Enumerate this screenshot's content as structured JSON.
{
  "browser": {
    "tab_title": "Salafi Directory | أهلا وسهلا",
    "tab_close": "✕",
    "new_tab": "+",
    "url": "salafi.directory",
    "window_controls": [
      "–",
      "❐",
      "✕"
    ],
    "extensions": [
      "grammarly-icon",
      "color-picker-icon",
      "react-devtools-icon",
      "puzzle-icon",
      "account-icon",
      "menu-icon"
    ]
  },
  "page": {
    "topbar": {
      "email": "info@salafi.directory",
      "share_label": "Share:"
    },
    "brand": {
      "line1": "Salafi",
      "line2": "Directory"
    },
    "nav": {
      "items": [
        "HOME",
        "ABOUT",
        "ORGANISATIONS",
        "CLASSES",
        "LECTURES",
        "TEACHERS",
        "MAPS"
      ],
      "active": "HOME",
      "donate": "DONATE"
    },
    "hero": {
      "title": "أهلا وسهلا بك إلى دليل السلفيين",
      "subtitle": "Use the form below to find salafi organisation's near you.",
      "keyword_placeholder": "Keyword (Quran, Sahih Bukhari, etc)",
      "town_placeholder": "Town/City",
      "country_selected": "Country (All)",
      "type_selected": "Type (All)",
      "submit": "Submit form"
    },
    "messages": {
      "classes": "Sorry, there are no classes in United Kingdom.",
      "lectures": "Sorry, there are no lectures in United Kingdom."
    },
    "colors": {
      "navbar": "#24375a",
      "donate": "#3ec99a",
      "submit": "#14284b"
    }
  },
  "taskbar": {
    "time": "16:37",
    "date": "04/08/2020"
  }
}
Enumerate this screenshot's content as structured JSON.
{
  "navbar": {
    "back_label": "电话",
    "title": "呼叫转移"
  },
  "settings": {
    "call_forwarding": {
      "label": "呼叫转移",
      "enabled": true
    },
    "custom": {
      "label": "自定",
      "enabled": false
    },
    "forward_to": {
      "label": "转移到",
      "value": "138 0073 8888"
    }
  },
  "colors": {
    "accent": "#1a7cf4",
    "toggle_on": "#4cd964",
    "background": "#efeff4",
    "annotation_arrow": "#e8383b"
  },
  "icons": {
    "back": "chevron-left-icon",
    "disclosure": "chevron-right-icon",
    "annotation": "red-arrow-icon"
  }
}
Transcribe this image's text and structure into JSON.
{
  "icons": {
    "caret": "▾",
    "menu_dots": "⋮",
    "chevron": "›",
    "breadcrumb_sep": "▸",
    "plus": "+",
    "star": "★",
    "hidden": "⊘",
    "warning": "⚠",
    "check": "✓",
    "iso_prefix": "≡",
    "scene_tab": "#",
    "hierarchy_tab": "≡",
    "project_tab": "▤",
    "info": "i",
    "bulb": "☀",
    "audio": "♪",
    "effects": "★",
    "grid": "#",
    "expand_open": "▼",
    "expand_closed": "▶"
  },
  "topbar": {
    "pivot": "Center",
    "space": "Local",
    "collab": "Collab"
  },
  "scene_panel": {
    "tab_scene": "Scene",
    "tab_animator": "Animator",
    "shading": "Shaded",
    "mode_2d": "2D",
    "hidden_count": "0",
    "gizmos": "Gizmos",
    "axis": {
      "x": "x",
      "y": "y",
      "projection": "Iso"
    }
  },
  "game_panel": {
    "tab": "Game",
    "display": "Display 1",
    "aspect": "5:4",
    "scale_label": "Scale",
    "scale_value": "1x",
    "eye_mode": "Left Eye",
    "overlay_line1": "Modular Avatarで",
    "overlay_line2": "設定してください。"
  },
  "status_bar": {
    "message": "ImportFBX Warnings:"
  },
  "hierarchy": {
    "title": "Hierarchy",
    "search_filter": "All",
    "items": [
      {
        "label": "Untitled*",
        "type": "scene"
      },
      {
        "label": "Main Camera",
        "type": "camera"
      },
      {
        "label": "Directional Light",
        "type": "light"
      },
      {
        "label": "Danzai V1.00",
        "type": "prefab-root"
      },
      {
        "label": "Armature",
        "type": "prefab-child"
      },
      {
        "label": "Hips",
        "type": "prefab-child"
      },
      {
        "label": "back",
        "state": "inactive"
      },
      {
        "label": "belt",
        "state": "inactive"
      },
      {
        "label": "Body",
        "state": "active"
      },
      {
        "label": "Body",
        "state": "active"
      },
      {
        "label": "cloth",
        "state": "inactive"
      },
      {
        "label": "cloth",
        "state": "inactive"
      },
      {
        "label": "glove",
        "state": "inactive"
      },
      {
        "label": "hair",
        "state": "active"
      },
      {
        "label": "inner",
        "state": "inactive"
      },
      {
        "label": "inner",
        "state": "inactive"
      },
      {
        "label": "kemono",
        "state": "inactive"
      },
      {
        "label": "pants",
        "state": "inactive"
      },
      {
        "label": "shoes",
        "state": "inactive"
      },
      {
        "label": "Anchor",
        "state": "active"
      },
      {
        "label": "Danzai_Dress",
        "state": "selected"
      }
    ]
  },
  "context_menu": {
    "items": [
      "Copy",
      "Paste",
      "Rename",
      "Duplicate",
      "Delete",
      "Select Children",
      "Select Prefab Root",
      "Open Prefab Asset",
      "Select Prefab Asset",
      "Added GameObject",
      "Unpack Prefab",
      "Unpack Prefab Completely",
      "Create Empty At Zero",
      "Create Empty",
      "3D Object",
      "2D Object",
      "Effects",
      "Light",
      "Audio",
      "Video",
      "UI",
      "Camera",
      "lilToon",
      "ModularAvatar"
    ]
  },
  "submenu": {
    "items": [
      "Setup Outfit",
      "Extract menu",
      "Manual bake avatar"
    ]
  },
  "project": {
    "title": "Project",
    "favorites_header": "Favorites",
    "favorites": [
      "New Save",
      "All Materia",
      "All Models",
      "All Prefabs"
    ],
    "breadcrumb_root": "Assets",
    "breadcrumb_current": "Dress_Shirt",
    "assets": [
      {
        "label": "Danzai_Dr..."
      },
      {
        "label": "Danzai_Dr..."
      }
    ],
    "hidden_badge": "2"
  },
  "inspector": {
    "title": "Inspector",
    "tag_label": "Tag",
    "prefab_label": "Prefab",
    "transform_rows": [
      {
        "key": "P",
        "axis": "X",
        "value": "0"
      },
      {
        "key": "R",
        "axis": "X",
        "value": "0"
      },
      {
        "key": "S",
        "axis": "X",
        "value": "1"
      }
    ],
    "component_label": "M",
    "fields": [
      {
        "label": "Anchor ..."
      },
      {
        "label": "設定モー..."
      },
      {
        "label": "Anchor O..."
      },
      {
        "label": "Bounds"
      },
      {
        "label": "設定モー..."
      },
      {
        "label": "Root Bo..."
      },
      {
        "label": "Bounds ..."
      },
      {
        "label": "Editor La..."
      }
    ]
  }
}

☆ ☆ ☆ ☆

REQUIREMENT:
Copy out every entry again, exactly as it was given.

SOLUTION FOR THIS TASK:
Enumerate this screenshot's content as structured JSON.
{
  "browser": {
    "tab_title": "Salafi Directory | أهلا وسهلا",
    "tab_close": "✕",
    "new_tab": "+",
    "url": "salafi.directory",
    "window_controls": [
      "–",
      "❐",
      "✕"
    ],
    "extensions": [
      "grammarly-icon",
      "color-picker-icon",
      "react-devtools-icon",
      "puzzle-icon",
      "account-icon",
      "menu-icon"
    ]
  },
  "page": {
    "topbar": {
      "email": "info@salafi.directory",
      "share_label": "Share:"
    },
    "brand": {
      "line1": "Salafi",
      "line2": "Directory"
    },
    "nav": {
      "items": [
        "HOME",
        "ABOUT",
        "ORGANISATIONS",
        "CLASSES",
        "LECTURES",
        "TEACHERS",
        "MAPS"
      ],
      "active": "HOME",
      "donate": "DONATE"
    },
    "hero": {
      "title": "أهلا وسهلا بك إلى دليل السلفيين",
      "subtitle": "Use the form below to find salafi organisation's near you.",
      "keyword_placeholder": "Keyword (Quran, Sahih Bukhari, etc)",
      "town_placeholder": "Town/City",
      "country_selected": "Country (All)",
      "type_selected": "Type (All)",
      "submit": "Submit form"
    },
    "messages": {
      "classes": "Sorry, there are no classes in United Kingdom.",
      "lectures": "Sorry, there are no lectures in United Kingdom."
    },
    "colors": {
      "navbar": "#24375a",
      "donate": "#3ec99a",
      "submit": "#14284b"
    }
  },
  "taskbar": {
    "time": "16:37",
    "date": "04/08/2020"
  }
}
Enumerate this screenshot's content as structured JSON.
{
  "navbar": {
    "back_label": "电话",
    "title": "呼叫转移"
  },
  "settings": {
    "call_forwarding": {
      "label": "呼叫转移",
      "enabled": true
    },
    "custom": {
      "label": "自定",
      "enabled": false
    },
    "forward_to": {
      "label": "转移到",
      "value": "138 0073 8888"
    }
  },
  "colors": {
    "accent": "#1a7cf4",
    "toggle_on": "#4cd964",
    "background": "#efeff4",
    "annotation_arrow": "#e8383b"
  },
  "icons": {
    "back": "chevron-left-icon",
    "disclosure": "chevron-right-icon",
    "annotation": "red-arrow-icon"
  }
}
Transcribe this image's text and structure into JSON.
{
  "icons": {
    "caret": "▾",
    "menu_dots": "⋮",
    "chevron": "›",
    "breadcrumb_sep": "▸",
    "plus": "+",
    "star": "★",
    "hidden": "⊘",
    "warning": "⚠",
    "check": "✓",
    "iso_prefix": "≡",
    "scene_tab": "#",
    "hierarchy_tab": "≡",
    "project_tab": "▤",
    "info": "i",
    "bulb": "☀",
    "audio": "♪",
    "effects": "★",
    "grid": "#",
    "expand_open": "▼",
    "expand_closed": "▶"
  },
  "topbar": {
    "pivot": "Center",
    "space": "Local",
    "collab": "Collab"
  },
  "scene_panel": {
    "tab_scene": "Scene",
    "tab_animator": "Animator",
    "shading": "Shaded",
    "mode_2d": "2D",
    "hidden_count": "0",
    "gizmos": "Gizmos",
    "axis": {
      "x": "x",
      "y": "y",
      "projection": "Iso"
    }
  },
  "game_panel": {
    "tab": "Game",
    "display": "Display 1",
    "aspect": "5:4",
    "scale_label": "Scale",
    "scale_value": "1x",
    "eye_mode": "Left Eye",
    "overlay_line1": "Modular Avatarで",
    "overlay_line2": "設定してください。"
  },
  "status_bar": {
    "message": "ImportFBX Warnings:"
  },
  "hierarchy": {
    "title": "Hierarchy",
    "search_filter": "All",
    "items": [
      {
        "label": "Untitled*",
        "type": "scene"
      },
      {
        "label": "Main Camera",
        "type": "camera"
      },
      {
        "label": "Directional Light",
        "type": "light"
      },
      {
        "label": "Danzai V1.00",
        "type": "prefab-root"
      },
      {
        "label": "Armature",
        "type": "prefab-child"
      },
      {
        "label": "Hips",
        "type": "prefab-child"
      },
      {
        "label": "back",
        "state": "inactive"
      },
      {
        "label": "belt",
        "state": "inactive"
      },
      {
        "label": "Body",
        "state": "active"
      },
      {
        "label": "Body",
        "state": "active"
      },
      {
        "label": "cloth",
        "state": "inactive"
      },
      {
        "label": "cloth",
        "state": "inactive"
      },
      {
        "label": "glove",
        "state": "inactive"
      },
      {
        "label": "hair",
        "state": "active"
      },
      {
        "label": "inner",
        "state": "inactive"
      },
      {
        "label": "inner",
        "state": "inactive"
      },
      {
        "label": "kemono",
        "state": "inactive"
      },
      {
        "label": "pants",
        "state": "inactive"
      },
      {
        "label": "shoes",
        "state": "inactive"
      },
      {
        "label": "Anchor",
        "state": "active"
      },
      {
        "label": "Danzai_Dress",
        "state": "selected"
      }
    ]
  },
  "context_menu": {
    "items": [
      "Copy",
      "Paste",
      "Rename",
      "Duplicate",
      "Delete",
      "Select Children",
      "Select Prefab Root",
      "Open Prefab Asset",
      "Select Prefab Asset",
      "Added GameObject",
      "Unpack Prefab",
      "Unpack Prefab Completely",
      "Create Empty At Zero",
      "Create Empty",
      "3D Object",
      "2D Object",
      "Effects",
      "Light",
      "Audio",
      "Video",
      "UI",
      "Camera",
      "lilToon",
      "ModularAvatar"
    ]
  },
  "submenu": {
    "items": [
      "Setup Outfit",
      "Extract menu",
      "Manual bake avatar"
    ]
  },
  "project": {
    "title": "Project",
    "favorites_header": "Favorites",
    "favorites": [
      "New Save",
      "All Materia",
      "All Models",
      "All Prefabs"
    ],
    "breadcrumb_root": "Assets",
    "breadcrumb_current": "Dress_Shirt",
    "assets": [
      {
        "label": "Danzai_Dr..."
      },
      {
        "label": "Danzai_Dr..."
      }
    ],
    "hidden_badge": "2"
  },
  "inspector": {
    "title": "Inspector",
    "tag_label": "Tag",
    "prefab_label": "Prefab",
    "transform_rows": [
      {
        "key": "P",
        "axis": "X",
        "value": "0"
      },
      {
        "key": "R",
        "axis": "X",
        "value": "0"
      },
      {
        "key": "S",
        "axis": "X",
        "value": "1"
      }
    ],
    "component_label": "M",
    "fields": [
      {
        "label": "Anchor ..."
      },
      {
        "label": "設定モー..."
      },
      {
        "label": "Anchor O..."
      },
      {
        "label": "Bounds"
      },
      {
        "label": "設定モー..."
      },
      {
        "label": "Root Bo..."
      },
      {
        "label": "Bounds ..."
      },
      {
        "label": "Editor La..."
      }
    ]
  }
}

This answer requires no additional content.